**Task directions**:
Reproduce the data below in full and exclude every picture.

Stored entries:
§ §
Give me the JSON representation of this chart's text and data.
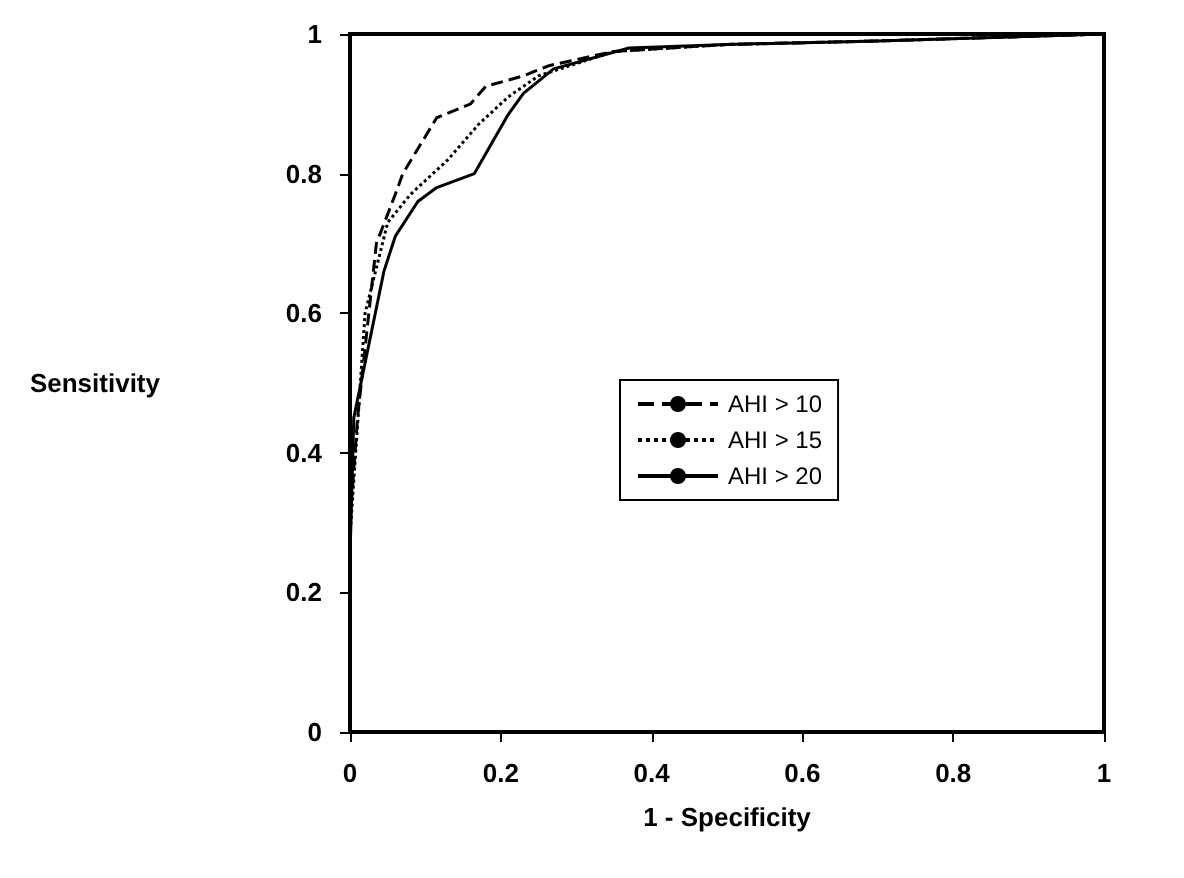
{
  "chart_data": {
    "type": "line",
    "xlabel": "1 - Specificity",
    "ylabel": "Sensitivity",
    "xlim": [
      0,
      1
    ],
    "ylim": [
      0,
      1
    ],
    "xticks": [
      0,
      0.2,
      0.4,
      0.6,
      0.8,
      1
    ],
    "yticks": [
      0,
      0.2,
      0.4,
      0.6,
      0.8,
      1
    ],
    "grid": false,
    "legend": "right",
    "marker": "none",
    "series": [
      {
        "name": "AHI > 10",
        "color": "#000000",
        "line_style": "dashed",
        "x": [
          0,
          0.01,
          0.035,
          0.06,
          0.07,
          0.115,
          0.16,
          0.18,
          0.23,
          0.265,
          0.35,
          0.5,
          0.7,
          1
        ],
        "values": [
          0.3,
          0.45,
          0.7,
          0.77,
          0.8,
          0.88,
          0.9,
          0.925,
          0.94,
          0.955,
          0.975,
          0.985,
          0.99,
          1
        ]
      },
      {
        "name": "AHI > 15",
        "color": "#000000",
        "line_style": "dotted",
        "x": [
          0,
          0.02,
          0.05,
          0.08,
          0.13,
          0.17,
          0.21,
          0.25,
          0.35,
          0.5,
          0.7,
          1
        ],
        "values": [
          0.28,
          0.6,
          0.73,
          0.77,
          0.82,
          0.87,
          0.91,
          0.94,
          0.975,
          0.985,
          0.99,
          1
        ]
      },
      {
        "name": "AHI > 20",
        "color": "#000000",
        "line_style": "solid",
        "x": [
          0,
          0.005,
          0.045,
          0.06,
          0.09,
          0.115,
          0.165,
          0.21,
          0.23,
          0.27,
          0.37,
          0.5,
          0.7,
          1
        ],
        "values": [
          0.25,
          0.45,
          0.66,
          0.71,
          0.76,
          0.78,
          0.8,
          0.885,
          0.915,
          0.95,
          0.98,
          0.985,
          0.99,
          1
        ]
      }
    ]
  }
}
§ §
**Correct output**:
Give me the JSON representation of this chart's text and data.
{
  "chart_data": {
    "type": "line",
    "xlabel": "1 - Specificity",
    "ylabel": "Sensitivity",
    "xlim": [
      0,
      1
    ],
    "ylim": [
      0,
      1
    ],
    "xticks": [
      0,
      0.2,
      0.4,
      0.6,
      0.8,
      1
    ],
    "yticks": [
      0,
      0.2,
      0.4,
      0.6,
      0.8,
      1
    ],
    "grid": false,
    "legend": "right",
    "marker": "none",
    "series": [
      {
        "name": "AHI > 10",
        "color": "#000000",
        "line_style": "dashed",
        "x": [
          0,
          0.01,
          0.035,
          0.06,
          0.07,
          0.115,
          0.16,
          0.18,
          0.23,
          0.265,
          0.35,
          0.5,
          0.7,
          1
        ],
        "values": [
          0.3,
          0.45,
          0.7,
          0.77,
          0.8,
          0.88,
          0.9,
          0.925,
          0.94,
          0.955,
          0.975,
          0.985,
          0.99,
          1
        ]
      },
      {
        "name": "AHI > 15",
        "color": "#000000",
        "line_style": "dotted",
        "x": [
          0,
          0.02,
          0.05,
          0.08,
          0.13,
          0.17,
          0.21,
          0.25,
          0.35,
          0.5,
          0.7,
          1
        ],
        "values": [
          0.28,
          0.6,
          0.73,
          0.77,
          0.82,
          0.87,
          0.91,
          0.94,
          0.975,
          0.985,
          0.99,
          1
        ]
      },
      {
        "name": "AHI > 20",
        "color": "#000000",
        "line_style": "solid",
        "x": [
          0,
          0.005,
          0.045,
          0.06,
          0.09,
          0.115,
          0.165,
          0.21,
          0.23,
          0.27,
          0.37,
          0.5,
          0.7,
          1
        ],
        "values": [
          0.25,
          0.45,
          0.66,
          0.71,
          0.76,
          0.78,
          0.8,
          0.885,
          0.915,
          0.95,
          0.98,
          0.985,
          0.99,
          1
        ]
      }
    ]
  }
}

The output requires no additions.